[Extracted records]
***
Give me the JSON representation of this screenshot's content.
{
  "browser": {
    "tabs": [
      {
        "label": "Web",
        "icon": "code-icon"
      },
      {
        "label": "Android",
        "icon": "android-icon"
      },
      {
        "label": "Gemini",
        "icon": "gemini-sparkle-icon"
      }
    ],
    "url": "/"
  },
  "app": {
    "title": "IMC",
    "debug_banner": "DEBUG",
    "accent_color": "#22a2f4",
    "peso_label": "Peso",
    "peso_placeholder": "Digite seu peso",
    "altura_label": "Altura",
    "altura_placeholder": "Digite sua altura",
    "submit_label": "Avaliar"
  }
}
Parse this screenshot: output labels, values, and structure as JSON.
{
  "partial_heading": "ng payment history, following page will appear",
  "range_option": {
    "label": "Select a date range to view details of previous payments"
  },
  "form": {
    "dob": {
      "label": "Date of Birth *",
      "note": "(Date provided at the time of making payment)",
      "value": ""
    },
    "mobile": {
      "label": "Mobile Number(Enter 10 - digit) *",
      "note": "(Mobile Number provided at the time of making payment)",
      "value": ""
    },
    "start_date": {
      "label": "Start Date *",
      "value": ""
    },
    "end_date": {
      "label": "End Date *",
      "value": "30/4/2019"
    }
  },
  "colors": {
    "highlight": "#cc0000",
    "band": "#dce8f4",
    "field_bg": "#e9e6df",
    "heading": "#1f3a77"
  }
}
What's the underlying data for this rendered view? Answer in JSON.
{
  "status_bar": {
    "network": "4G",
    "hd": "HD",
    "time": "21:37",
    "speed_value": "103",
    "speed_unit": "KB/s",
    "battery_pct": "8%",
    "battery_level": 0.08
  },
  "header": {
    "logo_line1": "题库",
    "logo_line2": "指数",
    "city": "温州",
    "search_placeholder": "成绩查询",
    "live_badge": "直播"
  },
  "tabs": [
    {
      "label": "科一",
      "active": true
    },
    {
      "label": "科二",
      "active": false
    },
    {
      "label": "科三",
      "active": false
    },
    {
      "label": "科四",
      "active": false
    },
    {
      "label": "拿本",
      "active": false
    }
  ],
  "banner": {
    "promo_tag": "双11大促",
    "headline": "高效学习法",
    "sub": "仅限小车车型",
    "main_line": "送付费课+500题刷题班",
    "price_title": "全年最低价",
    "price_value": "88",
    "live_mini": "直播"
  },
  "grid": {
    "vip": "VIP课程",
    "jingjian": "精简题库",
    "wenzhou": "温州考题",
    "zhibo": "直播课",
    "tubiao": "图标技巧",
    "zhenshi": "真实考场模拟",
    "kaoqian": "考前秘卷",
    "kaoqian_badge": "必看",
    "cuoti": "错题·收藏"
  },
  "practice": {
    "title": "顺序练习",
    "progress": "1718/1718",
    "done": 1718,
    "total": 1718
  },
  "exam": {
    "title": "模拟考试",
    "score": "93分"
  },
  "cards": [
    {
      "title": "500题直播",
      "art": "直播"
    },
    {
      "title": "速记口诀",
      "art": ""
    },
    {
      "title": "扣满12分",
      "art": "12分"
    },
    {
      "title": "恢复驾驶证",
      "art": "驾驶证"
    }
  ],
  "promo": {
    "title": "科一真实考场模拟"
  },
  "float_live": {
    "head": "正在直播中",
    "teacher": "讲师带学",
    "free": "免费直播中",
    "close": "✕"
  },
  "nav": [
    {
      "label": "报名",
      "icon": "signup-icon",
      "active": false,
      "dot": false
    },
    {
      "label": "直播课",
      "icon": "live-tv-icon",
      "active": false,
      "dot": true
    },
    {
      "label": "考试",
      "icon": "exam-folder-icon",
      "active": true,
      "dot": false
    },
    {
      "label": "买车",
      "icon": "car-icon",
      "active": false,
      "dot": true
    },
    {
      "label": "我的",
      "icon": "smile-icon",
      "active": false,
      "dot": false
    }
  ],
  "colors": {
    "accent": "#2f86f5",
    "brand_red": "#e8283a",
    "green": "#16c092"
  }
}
***
● **DO THIS**
Your task is to gather every line with the word "time" and copy it.

● **TASK OUTPUT**
      "note": "(Date provided at the time of making payment)",
      "note": "(Mobile Number provided at the time of making payment)",
    "time": "21:37",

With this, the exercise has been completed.